> [Job]: Write each line out again exactly as written.

Data items:
********************

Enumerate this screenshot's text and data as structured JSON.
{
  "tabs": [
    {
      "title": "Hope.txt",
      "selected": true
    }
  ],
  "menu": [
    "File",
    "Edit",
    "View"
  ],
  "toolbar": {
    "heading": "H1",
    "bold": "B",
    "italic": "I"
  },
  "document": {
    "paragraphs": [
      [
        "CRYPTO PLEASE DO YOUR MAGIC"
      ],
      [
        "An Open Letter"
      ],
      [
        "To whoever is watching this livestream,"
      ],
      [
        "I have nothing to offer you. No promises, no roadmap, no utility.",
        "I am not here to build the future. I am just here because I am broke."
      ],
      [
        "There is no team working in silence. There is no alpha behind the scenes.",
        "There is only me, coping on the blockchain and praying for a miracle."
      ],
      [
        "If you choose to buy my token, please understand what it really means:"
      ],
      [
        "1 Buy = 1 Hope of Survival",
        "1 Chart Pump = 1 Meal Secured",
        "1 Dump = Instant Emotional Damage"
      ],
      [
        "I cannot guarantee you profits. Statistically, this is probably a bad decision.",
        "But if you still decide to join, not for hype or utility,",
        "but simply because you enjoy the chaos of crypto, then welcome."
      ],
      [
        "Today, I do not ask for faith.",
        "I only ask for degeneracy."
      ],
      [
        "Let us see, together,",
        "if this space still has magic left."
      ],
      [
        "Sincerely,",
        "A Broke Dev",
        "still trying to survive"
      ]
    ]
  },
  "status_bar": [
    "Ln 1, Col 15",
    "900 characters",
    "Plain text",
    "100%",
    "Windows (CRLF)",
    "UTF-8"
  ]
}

********************

> [Response to the exercise]:
Enumerate this screenshot's text and data as structured JSON.
{
  "tabs": [
    {
      "title": "Hope.txt",
      "selected": true
    }
  ],
  "menu": [
    "File",
    "Edit",
    "View"
  ],
  "toolbar": {
    "heading": "H1",
    "bold": "B",
    "italic": "I"
  },
  "document": {
    "paragraphs": [
      [
        "CRYPTO PLEASE DO YOUR MAGIC"
      ],
      [
        "An Open Letter"
      ],
      [
        "To whoever is watching this livestream,"
      ],
      [
        "I have nothing to offer you. No promises, no roadmap, no utility.",
        "I am not here to build the future. I am just here because I am broke."
      ],
      [
        "There is no team working in silence. There is no alpha behind the scenes.",
        "There is only me, coping on the blockchain and praying for a miracle."
      ],
      [
        "If you choose to buy my token, please understand what it really means:"
      ],
      [
        "1 Buy = 1 Hope of Survival",
        "1 Chart Pump = 1 Meal Secured",
        "1 Dump = Instant Emotional Damage"
      ],
      [
        "I cannot guarantee you profits. Statistically, this is probably a bad decision.",
        "But if you still decide to join, not for hype or utility,",
        "but simply because you enjoy the chaos of crypto, then welcome."
      ],
      [
        "Today, I do not ask for faith.",
        "I only ask for degeneracy."
      ],
      [
        "Let us see, together,",
        "if this space still has magic left."
      ],
      [
        "Sincerely,",
        "A Broke Dev",
        "still trying to survive"
      ]
    ]
  },
  "status_bar": [
    "Ln 1, Col 15",
    "900 characters",
    "Plain text",
    "100%",
    "Windows (CRLF)",
    "UTF-8"
  ]
}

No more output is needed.